** BEGIN Data for this exercise **

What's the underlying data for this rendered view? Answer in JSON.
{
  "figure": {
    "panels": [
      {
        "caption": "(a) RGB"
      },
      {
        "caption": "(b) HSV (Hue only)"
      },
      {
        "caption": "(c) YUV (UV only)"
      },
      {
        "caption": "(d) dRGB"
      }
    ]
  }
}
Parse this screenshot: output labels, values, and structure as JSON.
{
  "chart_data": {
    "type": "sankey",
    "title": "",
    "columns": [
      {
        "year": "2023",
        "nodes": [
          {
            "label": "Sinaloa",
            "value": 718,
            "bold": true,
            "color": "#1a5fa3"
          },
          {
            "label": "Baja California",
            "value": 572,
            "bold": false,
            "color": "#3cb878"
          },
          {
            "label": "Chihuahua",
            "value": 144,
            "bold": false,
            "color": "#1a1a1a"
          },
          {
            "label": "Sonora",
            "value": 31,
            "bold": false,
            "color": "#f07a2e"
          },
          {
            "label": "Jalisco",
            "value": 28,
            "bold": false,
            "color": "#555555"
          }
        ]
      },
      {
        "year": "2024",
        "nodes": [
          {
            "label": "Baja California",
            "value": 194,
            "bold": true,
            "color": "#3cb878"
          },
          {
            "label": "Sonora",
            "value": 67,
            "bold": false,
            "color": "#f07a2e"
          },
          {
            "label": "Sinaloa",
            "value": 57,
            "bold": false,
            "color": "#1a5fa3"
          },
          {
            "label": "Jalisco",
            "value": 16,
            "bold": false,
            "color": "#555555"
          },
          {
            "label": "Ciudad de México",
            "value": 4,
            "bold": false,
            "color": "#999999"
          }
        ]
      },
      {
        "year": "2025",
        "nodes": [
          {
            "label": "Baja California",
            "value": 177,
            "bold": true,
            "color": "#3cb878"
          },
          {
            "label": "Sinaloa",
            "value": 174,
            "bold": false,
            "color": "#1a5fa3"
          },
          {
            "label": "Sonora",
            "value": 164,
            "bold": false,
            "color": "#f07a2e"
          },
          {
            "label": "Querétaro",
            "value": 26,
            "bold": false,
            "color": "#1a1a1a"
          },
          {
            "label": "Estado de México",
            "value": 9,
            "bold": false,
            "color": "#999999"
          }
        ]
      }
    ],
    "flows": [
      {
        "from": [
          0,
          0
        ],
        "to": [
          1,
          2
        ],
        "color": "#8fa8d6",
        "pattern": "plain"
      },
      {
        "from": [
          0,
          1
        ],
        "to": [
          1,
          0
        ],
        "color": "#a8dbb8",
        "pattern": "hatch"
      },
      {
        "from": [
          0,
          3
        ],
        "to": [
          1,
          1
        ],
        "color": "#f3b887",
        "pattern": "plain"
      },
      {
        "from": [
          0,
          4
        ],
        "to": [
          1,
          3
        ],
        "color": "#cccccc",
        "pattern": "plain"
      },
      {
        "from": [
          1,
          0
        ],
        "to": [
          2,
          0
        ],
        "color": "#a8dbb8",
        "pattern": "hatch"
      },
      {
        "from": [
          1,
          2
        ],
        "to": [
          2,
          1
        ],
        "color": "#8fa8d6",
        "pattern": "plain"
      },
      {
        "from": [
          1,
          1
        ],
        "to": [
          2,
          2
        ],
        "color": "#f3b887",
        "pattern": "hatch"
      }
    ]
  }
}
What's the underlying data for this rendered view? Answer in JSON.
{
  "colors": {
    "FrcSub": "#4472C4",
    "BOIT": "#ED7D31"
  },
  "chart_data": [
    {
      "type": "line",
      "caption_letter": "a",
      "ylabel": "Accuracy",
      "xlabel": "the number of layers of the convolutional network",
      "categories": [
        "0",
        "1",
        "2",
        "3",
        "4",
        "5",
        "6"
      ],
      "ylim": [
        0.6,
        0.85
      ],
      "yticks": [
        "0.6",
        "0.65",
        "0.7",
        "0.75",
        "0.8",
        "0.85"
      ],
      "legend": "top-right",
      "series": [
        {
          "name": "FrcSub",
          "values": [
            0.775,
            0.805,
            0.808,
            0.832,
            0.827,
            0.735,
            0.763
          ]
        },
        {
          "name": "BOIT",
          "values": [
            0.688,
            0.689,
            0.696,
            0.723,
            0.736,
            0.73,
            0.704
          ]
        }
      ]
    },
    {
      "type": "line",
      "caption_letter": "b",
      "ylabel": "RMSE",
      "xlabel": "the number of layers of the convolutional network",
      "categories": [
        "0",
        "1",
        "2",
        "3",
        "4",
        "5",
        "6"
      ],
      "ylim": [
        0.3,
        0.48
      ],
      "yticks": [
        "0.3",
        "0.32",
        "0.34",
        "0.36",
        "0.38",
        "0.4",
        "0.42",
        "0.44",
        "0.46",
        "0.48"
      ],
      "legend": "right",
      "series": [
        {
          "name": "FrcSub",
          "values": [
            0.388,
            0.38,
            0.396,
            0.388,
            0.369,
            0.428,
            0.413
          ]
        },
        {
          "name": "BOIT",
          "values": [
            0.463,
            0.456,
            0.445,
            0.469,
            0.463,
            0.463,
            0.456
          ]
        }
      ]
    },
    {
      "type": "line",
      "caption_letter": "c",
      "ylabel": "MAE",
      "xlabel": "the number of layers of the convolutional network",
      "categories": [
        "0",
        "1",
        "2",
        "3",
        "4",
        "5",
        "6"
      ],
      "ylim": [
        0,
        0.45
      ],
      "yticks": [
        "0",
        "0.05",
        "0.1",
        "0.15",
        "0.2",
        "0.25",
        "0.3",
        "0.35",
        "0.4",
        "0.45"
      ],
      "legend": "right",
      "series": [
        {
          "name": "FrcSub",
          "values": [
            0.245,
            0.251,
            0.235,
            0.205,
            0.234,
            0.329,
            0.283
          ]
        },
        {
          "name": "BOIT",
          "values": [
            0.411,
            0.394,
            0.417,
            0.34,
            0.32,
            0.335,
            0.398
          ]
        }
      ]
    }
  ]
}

** END Data for this exercise **

Given task: Extract the entries above verbatim.

Exercise output:
What's the underlying data for this rendered view? Answer in JSON.
{
  "figure": {
    "panels": [
      {
        "caption": "(a) RGB"
      },
      {
        "caption": "(b) HSV (Hue only)"
      },
      {
        "caption": "(c) YUV (UV only)"
      },
      {
        "caption": "(d) dRGB"
      }
    ]
  }
}
Parse this screenshot: output labels, values, and structure as JSON.
{
  "chart_data": {
    "type": "sankey",
    "title": "",
    "columns": [
      {
        "year": "2023",
        "nodes": [
          {
            "label": "Sinaloa",
            "value": 718,
            "bold": true,
            "color": "#1a5fa3"
          },
          {
            "label": "Baja California",
            "value": 572,
            "bold": false,
            "color": "#3cb878"
          },
          {
            "label": "Chihuahua",
            "value": 144,
            "bold": false,
            "color": "#1a1a1a"
          },
          {
            "label": "Sonora",
            "value": 31,
            "bold": false,
            "color": "#f07a2e"
          },
          {
            "label": "Jalisco",
            "value": 28,
            "bold": false,
            "color": "#555555"
          }
        ]
      },
      {
        "year": "2024",
        "nodes": [
          {
            "label": "Baja California",
            "value": 194,
            "bold": true,
            "color": "#3cb878"
          },
          {
            "label": "Sonora",
            "value": 67,
            "bold": false,
            "color": "#f07a2e"
          },
          {
            "label": "Sinaloa",
            "value": 57,
            "bold": false,
            "color": "#1a5fa3"
          },
          {
            "label": "Jalisco",
            "value": 16,
            "bold": false,
            "color": "#555555"
          },
          {
            "label": "Ciudad de México",
            "value": 4,
            "bold": false,
            "color": "#999999"
          }
        ]
      },
      {
        "year": "2025",
        "nodes": [
          {
            "label": "Baja California",
            "value": 177,
            "bold": true,
            "color": "#3cb878"
          },
          {
            "label": "Sinaloa",
            "value": 174,
            "bold": false,
            "color": "#1a5fa3"
          },
          {
            "label": "Sonora",
            "value": 164,
            "bold": false,
            "color": "#f07a2e"
          },
          {
            "label": "Querétaro",
            "value": 26,
            "bold": false,
            "color": "#1a1a1a"
          },
          {
            "label": "Estado de México",
            "value": 9,
            "bold": false,
            "color": "#999999"
          }
        ]
      }
    ],
    "flows": [
      {
        "from": [
          0,
          0
        ],
        "to": [
          1,
          2
        ],
        "color": "#8fa8d6",
        "pattern": "plain"
      },
      {
        "from": [
          0,
          1
        ],
        "to": [
          1,
          0
        ],
        "color": "#a8dbb8",
        "pattern": "hatch"
      },
      {
        "from": [
          0,
          3
        ],
        "to": [
          1,
          1
        ],
        "color": "#f3b887",
        "pattern": "plain"
      },
      {
        "from": [
          0,
          4
        ],
        "to": [
          1,
          3
        ],
        "color": "#cccccc",
        "pattern": "plain"
      },
      {
        "from": [
          1,
          0
        ],
        "to": [
          2,
          0
        ],
        "color": "#a8dbb8",
        "pattern": "hatch"
      },
      {
        "from": [
          1,
          2
        ],
        "to": [
          2,
          1
        ],
        "color": "#8fa8d6",
        "pattern": "plain"
      },
      {
        "from": [
          1,
          1
        ],
        "to": [
          2,
          2
        ],
        "color": "#f3b887",
        "pattern": "hatch"
      }
    ]
  }
}
What's the underlying data for this rendered view? Answer in JSON.
{
  "colors": {
    "FrcSub": "#4472C4",
    "BOIT": "#ED7D31"
  },
  "chart_data": [
    {
      "type": "line",
      "caption_letter": "a",
      "ylabel": "Accuracy",
      "xlabel": "the number of layers of the convolutional network",
      "categories": [
        "0",
        "1",
        "2",
        "3",
        "4",
        "5",
        "6"
      ],
      "ylim": [
        0.6,
        0.85
      ],
      "yticks": [
        "0.6",
        "0.65",
        "0.7",
        "0.75",
        "0.8",
        "0.85"
      ],
      "legend": "top-right",
      "series": [
        {
          "name": "FrcSub",
          "values": [
            0.775,
            0.805,
            0.808,
            0.832,
            0.827,
            0.735,
            0.763
          ]
        },
        {
          "name": "BOIT",
          "values": [
            0.688,
            0.689,
            0.696,
            0.723,
            0.736,
            0.73,
            0.704
          ]
        }
      ]
    },
    {
      "type": "line",
      "caption_letter": "b",
      "ylabel": "RMSE",
      "xlabel": "the number of layers of the convolutional network",
      "categories": [
        "0",
        "1",
        "2",
        "3",
        "4",
        "5",
        "6"
      ],
      "ylim": [
        0.3,
        0.48
      ],
      "yticks": [
        "0.3",
        "0.32",
        "0.34",
        "0.36",
        "0.38",
        "0.4",
        "0.42",
        "0.44",
        "0.46",
        "0.48"
      ],
      "legend": "right",
      "series": [
        {
          "name": "FrcSub",
          "values": [
            0.388,
            0.38,
            0.396,
            0.388,
            0.369,
            0.428,
            0.413
          ]
        },
        {
          "name": "BOIT",
          "values": [
            0.463,
            0.456,
            0.445,
            0.469,
            0.463,
            0.463,
            0.456
          ]
        }
      ]
    },
    {
      "type": "line",
      "caption_letter": "c",
      "ylabel": "MAE",
      "xlabel": "the number of layers of the convolutional network",
      "categories": [
        "0",
        "1",
        "2",
        "3",
        "4",
        "5",
        "6"
      ],
      "ylim": [
        0,
        0.45
      ],
      "yticks": [
        "0",
        "0.05",
        "0.1",
        "0.15",
        "0.2",
        "0.25",
        "0.3",
        "0.35",
        "0.4",
        "0.45"
      ],
      "legend": "right",
      "series": [
        {
          "name": "FrcSub",
          "values": [
            0.245,
            0.251,
            0.235,
            0.205,
            0.234,
            0.329,
            0.283
          ]
        },
        {
          "name": "BOIT",
          "values": [
            0.411,
            0.394,
            0.417,
            0.34,
            0.32,
            0.335,
            0.398
          ]
        }
      ]
    }
  ]
}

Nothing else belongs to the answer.